Every line of the material is to be repeated exactly as it stands.
* start Listing *
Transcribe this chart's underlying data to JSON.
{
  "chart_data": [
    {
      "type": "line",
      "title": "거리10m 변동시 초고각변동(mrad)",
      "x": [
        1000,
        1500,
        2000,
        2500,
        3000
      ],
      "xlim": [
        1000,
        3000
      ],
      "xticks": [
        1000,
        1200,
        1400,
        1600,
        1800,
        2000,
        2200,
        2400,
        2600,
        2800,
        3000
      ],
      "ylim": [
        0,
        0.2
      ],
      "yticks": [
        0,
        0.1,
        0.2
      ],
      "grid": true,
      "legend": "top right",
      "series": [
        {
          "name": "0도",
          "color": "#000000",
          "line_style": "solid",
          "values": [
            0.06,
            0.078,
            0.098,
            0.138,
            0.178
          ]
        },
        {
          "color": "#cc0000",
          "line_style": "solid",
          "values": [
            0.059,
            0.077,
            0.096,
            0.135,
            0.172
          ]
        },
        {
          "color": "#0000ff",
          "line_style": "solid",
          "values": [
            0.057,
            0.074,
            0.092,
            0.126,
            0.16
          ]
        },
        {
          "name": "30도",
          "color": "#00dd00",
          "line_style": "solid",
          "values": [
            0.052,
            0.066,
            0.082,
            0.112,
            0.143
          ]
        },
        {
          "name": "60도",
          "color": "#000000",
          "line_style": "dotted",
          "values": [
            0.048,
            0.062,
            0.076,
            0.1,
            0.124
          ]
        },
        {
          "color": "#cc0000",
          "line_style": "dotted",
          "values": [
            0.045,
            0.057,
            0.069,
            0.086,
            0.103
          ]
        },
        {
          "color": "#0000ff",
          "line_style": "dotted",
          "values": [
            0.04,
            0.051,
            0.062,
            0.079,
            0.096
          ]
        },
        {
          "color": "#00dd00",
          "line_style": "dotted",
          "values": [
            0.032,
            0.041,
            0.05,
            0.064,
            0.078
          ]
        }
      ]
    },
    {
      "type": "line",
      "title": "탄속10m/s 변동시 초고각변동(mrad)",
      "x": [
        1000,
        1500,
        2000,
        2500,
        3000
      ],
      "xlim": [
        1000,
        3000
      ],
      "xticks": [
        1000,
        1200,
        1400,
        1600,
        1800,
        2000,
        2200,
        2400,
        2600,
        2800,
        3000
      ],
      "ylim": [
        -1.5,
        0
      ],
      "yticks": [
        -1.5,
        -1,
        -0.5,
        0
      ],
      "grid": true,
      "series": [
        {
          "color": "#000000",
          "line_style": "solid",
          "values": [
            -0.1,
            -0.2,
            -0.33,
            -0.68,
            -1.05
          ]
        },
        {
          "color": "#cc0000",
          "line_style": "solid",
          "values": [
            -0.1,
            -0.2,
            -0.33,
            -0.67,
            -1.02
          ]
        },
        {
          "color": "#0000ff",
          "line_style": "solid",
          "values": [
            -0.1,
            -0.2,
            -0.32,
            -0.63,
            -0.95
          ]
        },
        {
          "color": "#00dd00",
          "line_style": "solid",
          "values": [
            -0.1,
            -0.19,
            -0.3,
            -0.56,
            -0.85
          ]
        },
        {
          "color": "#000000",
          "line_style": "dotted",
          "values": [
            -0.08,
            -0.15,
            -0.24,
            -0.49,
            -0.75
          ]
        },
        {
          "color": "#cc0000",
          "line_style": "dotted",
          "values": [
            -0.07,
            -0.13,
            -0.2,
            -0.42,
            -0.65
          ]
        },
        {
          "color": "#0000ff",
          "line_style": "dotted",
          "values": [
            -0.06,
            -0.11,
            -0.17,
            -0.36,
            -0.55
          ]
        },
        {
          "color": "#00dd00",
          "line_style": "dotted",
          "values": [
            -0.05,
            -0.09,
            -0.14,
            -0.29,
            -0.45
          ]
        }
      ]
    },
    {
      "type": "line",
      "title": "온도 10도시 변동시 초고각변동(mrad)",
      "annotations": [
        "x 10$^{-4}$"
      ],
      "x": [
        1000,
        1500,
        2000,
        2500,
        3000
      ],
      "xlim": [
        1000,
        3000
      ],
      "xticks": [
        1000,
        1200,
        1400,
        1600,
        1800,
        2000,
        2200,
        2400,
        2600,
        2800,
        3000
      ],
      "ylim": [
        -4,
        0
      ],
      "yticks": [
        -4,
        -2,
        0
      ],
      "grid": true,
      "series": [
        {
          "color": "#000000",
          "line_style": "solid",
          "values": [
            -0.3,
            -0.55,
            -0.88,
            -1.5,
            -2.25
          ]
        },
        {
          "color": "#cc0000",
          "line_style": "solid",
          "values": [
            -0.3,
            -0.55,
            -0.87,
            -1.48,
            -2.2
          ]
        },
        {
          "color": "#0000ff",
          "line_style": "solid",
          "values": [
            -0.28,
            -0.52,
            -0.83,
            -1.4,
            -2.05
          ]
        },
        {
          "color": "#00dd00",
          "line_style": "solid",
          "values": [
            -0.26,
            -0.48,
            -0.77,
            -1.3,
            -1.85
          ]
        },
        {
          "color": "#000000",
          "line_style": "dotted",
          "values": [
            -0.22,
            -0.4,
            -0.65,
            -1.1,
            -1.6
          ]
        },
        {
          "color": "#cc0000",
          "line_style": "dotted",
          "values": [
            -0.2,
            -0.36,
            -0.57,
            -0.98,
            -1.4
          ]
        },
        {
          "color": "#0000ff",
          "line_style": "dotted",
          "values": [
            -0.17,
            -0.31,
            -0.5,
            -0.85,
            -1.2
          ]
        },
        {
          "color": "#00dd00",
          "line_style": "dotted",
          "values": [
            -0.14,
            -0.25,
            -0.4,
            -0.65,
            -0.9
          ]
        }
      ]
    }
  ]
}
* end Listing *
▸ **Result below**
Transcribe this chart's underlying data to JSON.
{
  "chart_data": [
    {
      "type": "line",
      "title": "거리10m 변동시 초고각변동(mrad)",
      "x": [
        1000,
        1500,
        2000,
        2500,
        3000
      ],
      "xlim": [
        1000,
        3000
      ],
      "xticks": [
        1000,
        1200,
        1400,
        1600,
        1800,
        2000,
        2200,
        2400,
        2600,
        2800,
        3000
      ],
      "ylim": [
        0,
        0.2
      ],
      "yticks": [
        0,
        0.1,
        0.2
      ],
      "grid": true,
      "legend": "top right",
      "series": [
        {
          "name": "0도",
          "color": "#000000",
          "line_style": "solid",
          "values": [
            0.06,
            0.078,
            0.098,
            0.138,
            0.178
          ]
        },
        {
          "color": "#cc0000",
          "line_style": "solid",
          "values": [
            0.059,
            0.077,
            0.096,
            0.135,
            0.172
          ]
        },
        {
          "color": "#0000ff",
          "line_style": "solid",
          "values": [
            0.057,
            0.074,
            0.092,
            0.126,
            0.16
          ]
        },
        {
          "name": "30도",
          "color": "#00dd00",
          "line_style": "solid",
          "values": [
            0.052,
            0.066,
            0.082,
            0.112,
            0.143
          ]
        },
        {
          "name": "60도",
          "color": "#000000",
          "line_style": "dotted",
          "values": [
            0.048,
            0.062,
            0.076,
            0.1,
            0.124
          ]
        },
        {
          "color": "#cc0000",
          "line_style": "dotted",
          "values": [
            0.045,
            0.057,
            0.069,
            0.086,
            0.103
          ]
        },
        {
          "color": "#0000ff",
          "line_style": "dotted",
          "values": [
            0.04,
            0.051,
            0.062,
            0.079,
            0.096
          ]
        },
        {
          "color": "#00dd00",
          "line_style": "dotted",
          "values": [
            0.032,
            0.041,
            0.05,
            0.064,
            0.078
          ]
        }
      ]
    },
    {
      "type": "line",
      "title": "탄속10m/s 변동시 초고각변동(mrad)",
      "x": [
        1000,
        1500,
        2000,
        2500,
        3000
      ],
      "xlim": [
        1000,
        3000
      ],
      "xticks": [
        1000,
        1200,
        1400,
        1600,
        1800,
        2000,
        2200,
        2400,
        2600,
        2800,
        3000
      ],
      "ylim": [
        -1.5,
        0
      ],
      "yticks": [
        -1.5,
        -1,
        -0.5,
        0
      ],
      "grid": true,
      "series": [
        {
          "color": "#000000",
          "line_style": "solid",
          "values": [
            -0.1,
            -0.2,
            -0.33,
            -0.68,
            -1.05
          ]
        },
        {
          "color": "#cc0000",
          "line_style": "solid",
          "values": [
            -0.1,
            -0.2,
            -0.33,
            -0.67,
            -1.02
          ]
        },
        {
          "color": "#0000ff",
          "line_style": "solid",
          "values": [
            -0.1,
            -0.2,
            -0.32,
            -0.63,
            -0.95
          ]
        },
        {
          "color": "#00dd00",
          "line_style": "solid",
          "values": [
            -0.1,
            -0.19,
            -0.3,
            -0.56,
            -0.85
          ]
        },
        {
          "color": "#000000",
          "line_style": "dotted",
          "values": [
            -0.08,
            -0.15,
            -0.24,
            -0.49,
            -0.75
          ]
        },
        {
          "color": "#cc0000",
          "line_style": "dotted",
          "values": [
            -0.07,
            -0.13,
            -0.2,
            -0.42,
            -0.65
          ]
        },
        {
          "color": "#0000ff",
          "line_style": "dotted",
          "values": [
            -0.06,
            -0.11,
            -0.17,
            -0.36,
            -0.55
          ]
        },
        {
          "color": "#00dd00",
          "line_style": "dotted",
          "values": [
            -0.05,
            -0.09,
            -0.14,
            -0.29,
            -0.45
          ]
        }
      ]
    },
    {
      "type": "line",
      "title": "온도 10도시 변동시 초고각변동(mrad)",
      "annotations": [
        "x 10$^{-4}$"
      ],
      "x": [
        1000,
        1500,
        2000,
        2500,
        3000
      ],
      "xlim": [
        1000,
        3000
      ],
      "xticks": [
        1000,
        1200,
        1400,
        1600,
        1800,
        2000,
        2200,
        2400,
        2600,
        2800,
        3000
      ],
      "ylim": [
        -4,
        0
      ],
      "yticks": [
        -4,
        -2,
        0
      ],
      "grid": true,
      "series": [
        {
          "color": "#000000",
          "line_style": "solid",
          "values": [
            -0.3,
            -0.55,
            -0.88,
            -1.5,
            -2.25
          ]
        },
        {
          "color": "#cc0000",
          "line_style": "solid",
          "values": [
            -0.3,
            -0.55,
            -0.87,
            -1.48,
            -2.2
          ]
        },
        {
          "color": "#0000ff",
          "line_style": "solid",
          "values": [
            -0.28,
            -0.52,
            -0.83,
            -1.4,
            -2.05
          ]
        },
        {
          "color": "#00dd00",
          "line_style": "solid",
          "values": [
            -0.26,
            -0.48,
            -0.77,
            -1.3,
            -1.85
          ]
        },
        {
          "color": "#000000",
          "line_style": "dotted",
          "values": [
            -0.22,
            -0.4,
            -0.65,
            -1.1,
            -1.6
          ]
        },
        {
          "color": "#cc0000",
          "line_style": "dotted",
          "values": [
            -0.2,
            -0.36,
            -0.57,
            -0.98,
            -1.4
          ]
        },
        {
          "color": "#0000ff",
          "line_style": "dotted",
          "values": [
            -0.17,
            -0.31,
            -0.5,
            -0.85,
            -1.2
          ]
        },
        {
          "color": "#00dd00",
          "line_style": "dotted",
          "values": [
            -0.14,
            -0.25,
            -0.4,
            -0.65,
            -0.9
          ]
        }
      ]
    }
  ]
}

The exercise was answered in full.